• _Task input_:
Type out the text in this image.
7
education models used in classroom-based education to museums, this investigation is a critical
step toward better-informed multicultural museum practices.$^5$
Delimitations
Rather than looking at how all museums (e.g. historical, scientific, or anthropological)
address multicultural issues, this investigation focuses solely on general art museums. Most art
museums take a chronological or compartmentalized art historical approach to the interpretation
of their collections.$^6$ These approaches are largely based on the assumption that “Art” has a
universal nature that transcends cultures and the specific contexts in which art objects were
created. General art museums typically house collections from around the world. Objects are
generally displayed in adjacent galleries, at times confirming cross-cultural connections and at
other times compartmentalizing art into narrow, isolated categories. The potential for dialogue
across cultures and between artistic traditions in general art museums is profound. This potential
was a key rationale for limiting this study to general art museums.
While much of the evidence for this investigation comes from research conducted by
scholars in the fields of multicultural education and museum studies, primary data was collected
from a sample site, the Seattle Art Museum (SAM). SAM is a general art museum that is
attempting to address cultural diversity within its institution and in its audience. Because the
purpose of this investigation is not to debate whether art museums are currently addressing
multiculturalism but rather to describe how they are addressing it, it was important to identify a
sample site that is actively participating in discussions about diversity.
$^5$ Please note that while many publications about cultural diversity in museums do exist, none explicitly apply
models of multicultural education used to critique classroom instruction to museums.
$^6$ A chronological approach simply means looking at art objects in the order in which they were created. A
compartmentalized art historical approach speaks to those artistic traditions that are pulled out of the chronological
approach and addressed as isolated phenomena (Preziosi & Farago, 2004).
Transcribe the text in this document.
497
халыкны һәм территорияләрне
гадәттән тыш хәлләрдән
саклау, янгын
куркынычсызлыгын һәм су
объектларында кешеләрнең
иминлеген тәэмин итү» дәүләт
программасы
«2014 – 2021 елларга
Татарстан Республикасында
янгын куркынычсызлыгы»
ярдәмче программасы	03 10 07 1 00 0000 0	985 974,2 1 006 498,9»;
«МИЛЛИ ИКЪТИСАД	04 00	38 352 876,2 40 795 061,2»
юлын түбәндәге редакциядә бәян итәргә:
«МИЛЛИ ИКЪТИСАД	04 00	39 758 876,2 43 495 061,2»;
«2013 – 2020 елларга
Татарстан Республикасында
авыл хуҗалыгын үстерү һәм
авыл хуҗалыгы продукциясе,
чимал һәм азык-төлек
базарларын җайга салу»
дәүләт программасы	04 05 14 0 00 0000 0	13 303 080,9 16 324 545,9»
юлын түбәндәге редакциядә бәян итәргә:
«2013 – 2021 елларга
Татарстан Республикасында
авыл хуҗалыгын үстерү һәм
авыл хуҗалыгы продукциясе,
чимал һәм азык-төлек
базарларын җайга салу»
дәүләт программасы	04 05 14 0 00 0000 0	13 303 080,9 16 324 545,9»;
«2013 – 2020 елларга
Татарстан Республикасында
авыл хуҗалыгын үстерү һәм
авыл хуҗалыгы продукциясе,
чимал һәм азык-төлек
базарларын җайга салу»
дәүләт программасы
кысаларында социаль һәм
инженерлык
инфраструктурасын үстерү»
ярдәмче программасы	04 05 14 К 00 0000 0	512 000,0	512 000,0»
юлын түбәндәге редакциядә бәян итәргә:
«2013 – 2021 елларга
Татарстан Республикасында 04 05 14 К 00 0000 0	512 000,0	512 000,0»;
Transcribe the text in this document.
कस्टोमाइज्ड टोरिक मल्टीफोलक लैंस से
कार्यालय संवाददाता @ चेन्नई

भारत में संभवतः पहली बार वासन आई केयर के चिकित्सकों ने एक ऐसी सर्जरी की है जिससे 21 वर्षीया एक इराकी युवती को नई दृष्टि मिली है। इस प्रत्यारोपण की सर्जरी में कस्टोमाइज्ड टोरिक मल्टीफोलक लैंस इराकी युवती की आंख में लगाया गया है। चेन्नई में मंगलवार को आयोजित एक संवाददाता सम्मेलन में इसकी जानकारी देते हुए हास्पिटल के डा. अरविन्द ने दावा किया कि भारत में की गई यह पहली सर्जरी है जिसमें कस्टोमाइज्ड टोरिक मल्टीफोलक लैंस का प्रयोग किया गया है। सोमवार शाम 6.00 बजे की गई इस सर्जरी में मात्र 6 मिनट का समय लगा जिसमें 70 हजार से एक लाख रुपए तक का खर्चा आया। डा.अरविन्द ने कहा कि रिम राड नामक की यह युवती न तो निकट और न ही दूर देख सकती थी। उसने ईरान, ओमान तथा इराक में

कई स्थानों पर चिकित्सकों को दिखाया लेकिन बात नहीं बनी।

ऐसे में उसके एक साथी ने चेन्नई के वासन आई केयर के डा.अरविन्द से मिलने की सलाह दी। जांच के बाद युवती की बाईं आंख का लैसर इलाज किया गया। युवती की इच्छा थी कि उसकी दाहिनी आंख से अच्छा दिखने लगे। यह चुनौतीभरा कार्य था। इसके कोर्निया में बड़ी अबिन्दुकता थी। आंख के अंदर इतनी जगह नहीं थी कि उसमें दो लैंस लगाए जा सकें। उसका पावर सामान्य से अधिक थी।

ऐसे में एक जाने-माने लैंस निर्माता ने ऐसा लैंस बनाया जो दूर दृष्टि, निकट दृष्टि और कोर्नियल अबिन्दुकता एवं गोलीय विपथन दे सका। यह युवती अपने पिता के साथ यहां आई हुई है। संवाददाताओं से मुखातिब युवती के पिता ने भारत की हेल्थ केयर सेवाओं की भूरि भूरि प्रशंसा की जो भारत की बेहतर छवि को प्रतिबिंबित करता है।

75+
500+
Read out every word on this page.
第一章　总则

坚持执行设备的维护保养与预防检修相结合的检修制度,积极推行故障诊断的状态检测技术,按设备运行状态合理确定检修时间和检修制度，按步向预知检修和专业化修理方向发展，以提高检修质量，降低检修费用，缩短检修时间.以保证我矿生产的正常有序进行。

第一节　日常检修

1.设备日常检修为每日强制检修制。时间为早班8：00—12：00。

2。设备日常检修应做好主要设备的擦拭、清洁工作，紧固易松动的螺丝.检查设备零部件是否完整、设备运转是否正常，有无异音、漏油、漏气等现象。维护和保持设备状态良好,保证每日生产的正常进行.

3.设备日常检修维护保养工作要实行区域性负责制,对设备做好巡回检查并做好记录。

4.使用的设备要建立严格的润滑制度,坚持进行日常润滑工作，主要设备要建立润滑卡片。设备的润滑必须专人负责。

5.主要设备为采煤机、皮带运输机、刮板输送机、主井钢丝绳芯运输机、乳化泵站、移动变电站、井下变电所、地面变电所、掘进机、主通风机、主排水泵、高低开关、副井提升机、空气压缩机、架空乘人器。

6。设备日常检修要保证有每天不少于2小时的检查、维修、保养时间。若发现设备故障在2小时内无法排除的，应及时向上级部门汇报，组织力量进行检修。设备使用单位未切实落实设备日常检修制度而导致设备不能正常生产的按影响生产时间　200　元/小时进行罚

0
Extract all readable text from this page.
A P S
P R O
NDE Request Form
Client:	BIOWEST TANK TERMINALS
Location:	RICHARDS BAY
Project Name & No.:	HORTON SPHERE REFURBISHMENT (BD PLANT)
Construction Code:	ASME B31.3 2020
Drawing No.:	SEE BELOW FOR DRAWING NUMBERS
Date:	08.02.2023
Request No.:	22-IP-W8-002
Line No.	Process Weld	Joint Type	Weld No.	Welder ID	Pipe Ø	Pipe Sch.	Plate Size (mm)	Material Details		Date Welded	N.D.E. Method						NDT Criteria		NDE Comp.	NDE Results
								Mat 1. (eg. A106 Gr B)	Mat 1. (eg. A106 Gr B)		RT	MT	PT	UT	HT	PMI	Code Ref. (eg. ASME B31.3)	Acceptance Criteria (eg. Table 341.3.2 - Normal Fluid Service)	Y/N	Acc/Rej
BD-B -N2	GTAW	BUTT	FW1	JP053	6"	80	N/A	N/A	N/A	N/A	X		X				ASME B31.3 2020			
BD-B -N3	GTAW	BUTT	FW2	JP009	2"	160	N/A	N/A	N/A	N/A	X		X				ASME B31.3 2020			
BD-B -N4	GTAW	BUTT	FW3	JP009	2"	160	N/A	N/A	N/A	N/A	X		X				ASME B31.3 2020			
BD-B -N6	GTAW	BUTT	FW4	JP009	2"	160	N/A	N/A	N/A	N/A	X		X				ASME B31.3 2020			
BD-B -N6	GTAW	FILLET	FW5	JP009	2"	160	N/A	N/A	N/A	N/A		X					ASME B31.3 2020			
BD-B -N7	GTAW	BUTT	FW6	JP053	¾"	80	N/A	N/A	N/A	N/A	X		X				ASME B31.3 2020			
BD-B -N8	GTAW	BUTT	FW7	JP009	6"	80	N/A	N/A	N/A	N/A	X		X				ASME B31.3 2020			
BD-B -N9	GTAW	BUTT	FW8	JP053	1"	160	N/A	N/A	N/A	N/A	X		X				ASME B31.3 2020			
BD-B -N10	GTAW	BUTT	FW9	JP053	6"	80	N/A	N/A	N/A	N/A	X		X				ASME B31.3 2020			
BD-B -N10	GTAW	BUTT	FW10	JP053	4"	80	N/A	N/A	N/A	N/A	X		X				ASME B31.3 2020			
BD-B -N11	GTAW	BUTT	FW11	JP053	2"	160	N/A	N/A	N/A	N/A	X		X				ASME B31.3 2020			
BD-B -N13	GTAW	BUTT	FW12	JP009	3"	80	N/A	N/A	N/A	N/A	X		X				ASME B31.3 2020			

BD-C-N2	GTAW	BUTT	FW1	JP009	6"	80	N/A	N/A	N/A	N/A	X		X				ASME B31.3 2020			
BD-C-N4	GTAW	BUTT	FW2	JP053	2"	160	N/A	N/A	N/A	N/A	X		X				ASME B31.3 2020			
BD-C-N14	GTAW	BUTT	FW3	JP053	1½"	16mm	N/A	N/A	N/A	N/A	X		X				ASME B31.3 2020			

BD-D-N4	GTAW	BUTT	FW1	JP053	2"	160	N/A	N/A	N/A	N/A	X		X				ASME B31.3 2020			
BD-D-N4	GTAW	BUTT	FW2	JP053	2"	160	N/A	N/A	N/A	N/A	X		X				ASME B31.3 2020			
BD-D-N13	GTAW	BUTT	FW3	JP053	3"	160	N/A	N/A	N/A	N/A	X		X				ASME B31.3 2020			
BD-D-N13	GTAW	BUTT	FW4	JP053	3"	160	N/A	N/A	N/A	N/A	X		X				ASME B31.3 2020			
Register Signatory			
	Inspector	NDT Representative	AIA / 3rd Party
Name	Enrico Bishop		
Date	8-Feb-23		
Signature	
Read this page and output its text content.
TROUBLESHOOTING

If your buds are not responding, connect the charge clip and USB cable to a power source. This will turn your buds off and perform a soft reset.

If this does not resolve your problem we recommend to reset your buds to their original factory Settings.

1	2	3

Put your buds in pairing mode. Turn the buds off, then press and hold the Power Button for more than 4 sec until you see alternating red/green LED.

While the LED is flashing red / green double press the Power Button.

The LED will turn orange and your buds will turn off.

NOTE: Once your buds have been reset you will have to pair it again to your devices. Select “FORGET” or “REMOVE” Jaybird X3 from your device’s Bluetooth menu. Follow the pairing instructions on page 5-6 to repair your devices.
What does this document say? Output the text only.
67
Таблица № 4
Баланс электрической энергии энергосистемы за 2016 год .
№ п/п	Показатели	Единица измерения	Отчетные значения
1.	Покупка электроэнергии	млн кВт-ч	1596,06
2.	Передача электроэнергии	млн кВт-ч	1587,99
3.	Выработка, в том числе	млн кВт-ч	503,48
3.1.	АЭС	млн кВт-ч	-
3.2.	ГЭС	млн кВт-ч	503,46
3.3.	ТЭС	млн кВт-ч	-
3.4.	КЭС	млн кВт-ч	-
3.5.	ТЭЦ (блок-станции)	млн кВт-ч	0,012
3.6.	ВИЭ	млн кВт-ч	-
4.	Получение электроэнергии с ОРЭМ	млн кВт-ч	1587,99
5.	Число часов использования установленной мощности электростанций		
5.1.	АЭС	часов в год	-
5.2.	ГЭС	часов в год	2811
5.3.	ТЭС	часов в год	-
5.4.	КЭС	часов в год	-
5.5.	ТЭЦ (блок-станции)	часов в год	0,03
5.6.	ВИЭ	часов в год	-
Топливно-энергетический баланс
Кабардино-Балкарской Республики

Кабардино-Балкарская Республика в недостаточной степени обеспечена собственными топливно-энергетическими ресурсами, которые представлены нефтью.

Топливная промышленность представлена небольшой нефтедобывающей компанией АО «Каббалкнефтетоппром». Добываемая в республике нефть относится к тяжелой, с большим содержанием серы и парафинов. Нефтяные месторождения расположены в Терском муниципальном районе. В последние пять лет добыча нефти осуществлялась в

• _What you should do_: Show every line from the entries above in which the word "buds" appears.

• _Correct response_:
If your buds are not responding, connect the charge clip and USB cable to a power source. This will turn your buds off and perform a soft reset.
If this does not resolve your problem we recommend to reset your buds to their original factory Settings.
Put your buds in pairing mode. Turn the buds off, then press and hold the Power Button for more than 4 sec until you see alternating red/green LED.
The LED will turn orange and your buds will turn off.
NOTE: Once your buds have been reset you will have to pair it again to your devices. Select “FORGET” or “REMOVE” Jaybird X3 from your device’s Bluetooth menu. Follow the pairing instructions on page 5-6 to repair your devices.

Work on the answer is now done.